▶ **Records from a data source**:
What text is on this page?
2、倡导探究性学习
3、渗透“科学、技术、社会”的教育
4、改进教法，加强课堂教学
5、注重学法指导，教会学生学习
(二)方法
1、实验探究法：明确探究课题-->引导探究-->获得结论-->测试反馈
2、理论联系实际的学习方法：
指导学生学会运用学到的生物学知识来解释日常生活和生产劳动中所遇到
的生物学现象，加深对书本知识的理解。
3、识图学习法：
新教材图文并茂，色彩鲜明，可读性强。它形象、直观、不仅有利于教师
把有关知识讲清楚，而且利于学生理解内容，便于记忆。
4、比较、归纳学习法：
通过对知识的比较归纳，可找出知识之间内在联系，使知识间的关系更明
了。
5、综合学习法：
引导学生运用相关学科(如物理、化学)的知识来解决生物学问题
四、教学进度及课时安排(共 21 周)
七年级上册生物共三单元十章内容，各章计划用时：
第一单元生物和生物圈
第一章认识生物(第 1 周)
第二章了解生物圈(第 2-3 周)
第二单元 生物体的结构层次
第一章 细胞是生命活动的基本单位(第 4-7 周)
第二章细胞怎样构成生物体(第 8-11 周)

---

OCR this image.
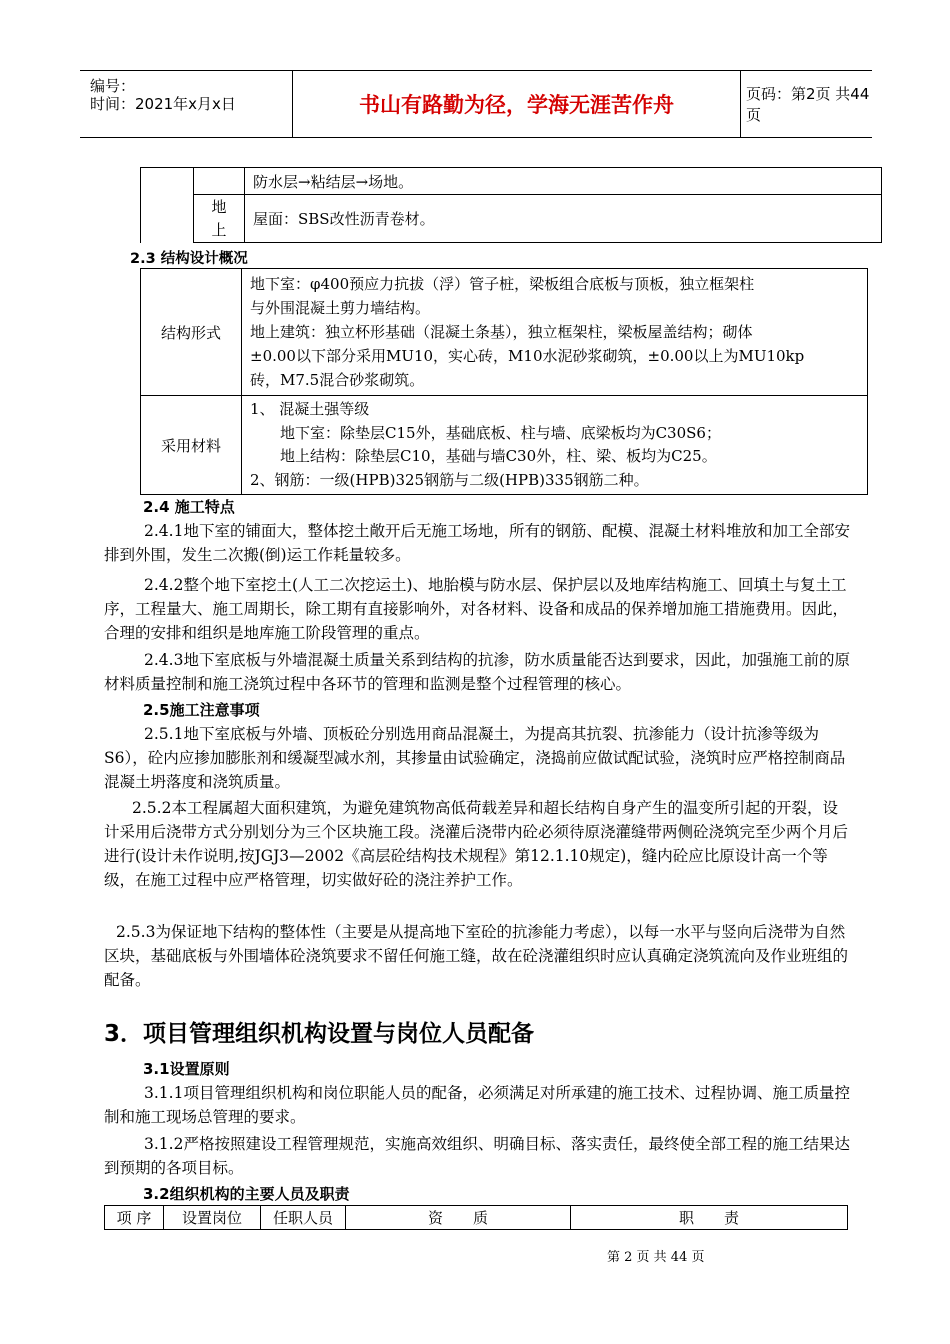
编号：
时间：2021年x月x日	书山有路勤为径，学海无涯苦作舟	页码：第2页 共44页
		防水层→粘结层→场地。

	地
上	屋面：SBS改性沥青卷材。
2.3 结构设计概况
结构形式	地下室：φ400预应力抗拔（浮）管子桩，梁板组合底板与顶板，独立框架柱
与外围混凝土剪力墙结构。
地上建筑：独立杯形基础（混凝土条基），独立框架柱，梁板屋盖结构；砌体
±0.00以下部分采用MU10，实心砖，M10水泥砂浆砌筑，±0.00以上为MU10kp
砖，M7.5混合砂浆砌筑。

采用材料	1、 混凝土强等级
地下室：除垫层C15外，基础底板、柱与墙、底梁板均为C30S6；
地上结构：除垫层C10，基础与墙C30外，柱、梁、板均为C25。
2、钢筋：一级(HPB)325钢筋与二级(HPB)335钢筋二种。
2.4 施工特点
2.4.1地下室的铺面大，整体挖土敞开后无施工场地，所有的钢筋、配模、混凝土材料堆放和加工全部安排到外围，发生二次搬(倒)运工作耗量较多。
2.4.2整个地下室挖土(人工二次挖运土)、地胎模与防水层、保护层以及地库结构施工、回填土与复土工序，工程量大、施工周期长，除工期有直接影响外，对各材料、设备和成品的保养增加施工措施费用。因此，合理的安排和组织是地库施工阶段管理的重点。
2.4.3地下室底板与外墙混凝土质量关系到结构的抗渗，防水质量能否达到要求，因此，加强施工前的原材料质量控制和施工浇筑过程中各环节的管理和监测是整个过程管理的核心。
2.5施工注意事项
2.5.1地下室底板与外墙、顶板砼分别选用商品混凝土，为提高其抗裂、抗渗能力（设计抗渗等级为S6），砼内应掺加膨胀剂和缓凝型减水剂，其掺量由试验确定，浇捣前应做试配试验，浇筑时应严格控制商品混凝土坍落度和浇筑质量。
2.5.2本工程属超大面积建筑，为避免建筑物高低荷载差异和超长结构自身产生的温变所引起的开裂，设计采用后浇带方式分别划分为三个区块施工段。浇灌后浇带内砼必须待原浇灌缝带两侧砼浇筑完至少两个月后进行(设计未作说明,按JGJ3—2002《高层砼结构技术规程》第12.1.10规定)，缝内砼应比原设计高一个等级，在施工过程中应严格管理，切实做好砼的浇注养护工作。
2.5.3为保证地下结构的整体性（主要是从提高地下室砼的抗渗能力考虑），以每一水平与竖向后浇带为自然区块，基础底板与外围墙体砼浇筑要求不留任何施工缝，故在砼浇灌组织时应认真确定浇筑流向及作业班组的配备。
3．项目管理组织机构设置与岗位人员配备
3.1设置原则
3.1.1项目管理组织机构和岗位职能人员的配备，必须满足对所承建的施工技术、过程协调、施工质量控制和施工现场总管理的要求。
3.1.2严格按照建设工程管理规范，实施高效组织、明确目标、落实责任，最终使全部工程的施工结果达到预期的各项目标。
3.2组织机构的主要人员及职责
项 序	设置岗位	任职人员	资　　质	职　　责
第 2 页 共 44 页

▶ **TASK PROMPT**:
Select and copy every line of the material that holds the string "this".

▶ **REPLY**:
What text is on this page?
OCR this image.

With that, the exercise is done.